Return a copy of each line that holds the string "data".

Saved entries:
━━━
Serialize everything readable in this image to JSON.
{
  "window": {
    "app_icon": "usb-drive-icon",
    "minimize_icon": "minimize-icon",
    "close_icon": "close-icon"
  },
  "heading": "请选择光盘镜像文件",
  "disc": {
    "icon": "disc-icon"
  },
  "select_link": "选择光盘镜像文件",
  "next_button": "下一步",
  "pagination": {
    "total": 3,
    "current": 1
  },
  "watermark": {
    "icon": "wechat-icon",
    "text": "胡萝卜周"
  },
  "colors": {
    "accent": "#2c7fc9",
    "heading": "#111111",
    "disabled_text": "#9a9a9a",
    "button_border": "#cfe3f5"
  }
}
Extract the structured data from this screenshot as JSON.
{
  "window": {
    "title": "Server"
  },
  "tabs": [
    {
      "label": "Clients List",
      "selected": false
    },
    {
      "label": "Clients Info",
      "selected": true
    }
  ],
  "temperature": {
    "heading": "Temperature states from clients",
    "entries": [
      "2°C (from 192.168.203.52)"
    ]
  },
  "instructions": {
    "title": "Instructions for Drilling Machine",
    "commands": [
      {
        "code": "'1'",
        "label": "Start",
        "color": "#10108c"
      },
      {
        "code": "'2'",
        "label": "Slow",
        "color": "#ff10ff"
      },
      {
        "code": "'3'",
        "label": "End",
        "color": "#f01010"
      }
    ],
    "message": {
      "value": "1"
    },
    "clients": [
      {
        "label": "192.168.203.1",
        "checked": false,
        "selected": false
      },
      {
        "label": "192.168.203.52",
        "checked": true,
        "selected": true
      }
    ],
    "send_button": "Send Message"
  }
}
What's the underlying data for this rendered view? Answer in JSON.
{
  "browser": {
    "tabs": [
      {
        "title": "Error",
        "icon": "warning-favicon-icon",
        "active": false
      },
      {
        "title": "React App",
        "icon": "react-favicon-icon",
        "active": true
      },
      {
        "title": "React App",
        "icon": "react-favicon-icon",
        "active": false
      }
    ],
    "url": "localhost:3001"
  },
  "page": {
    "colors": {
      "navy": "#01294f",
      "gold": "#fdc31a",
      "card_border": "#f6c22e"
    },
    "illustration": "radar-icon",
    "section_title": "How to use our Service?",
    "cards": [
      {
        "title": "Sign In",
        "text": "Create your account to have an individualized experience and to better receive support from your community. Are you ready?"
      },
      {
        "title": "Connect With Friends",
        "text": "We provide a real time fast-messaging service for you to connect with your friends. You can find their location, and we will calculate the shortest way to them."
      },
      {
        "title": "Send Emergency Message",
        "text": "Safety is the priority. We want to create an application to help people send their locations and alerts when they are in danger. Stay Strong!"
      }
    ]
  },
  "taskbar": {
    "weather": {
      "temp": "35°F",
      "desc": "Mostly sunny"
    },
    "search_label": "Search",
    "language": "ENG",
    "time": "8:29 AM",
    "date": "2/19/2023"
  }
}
━━━
Reply to the task —
Extract the structured data from this screenshot as JSON.
What's the underlying data for this rendered view? Answer in JSON.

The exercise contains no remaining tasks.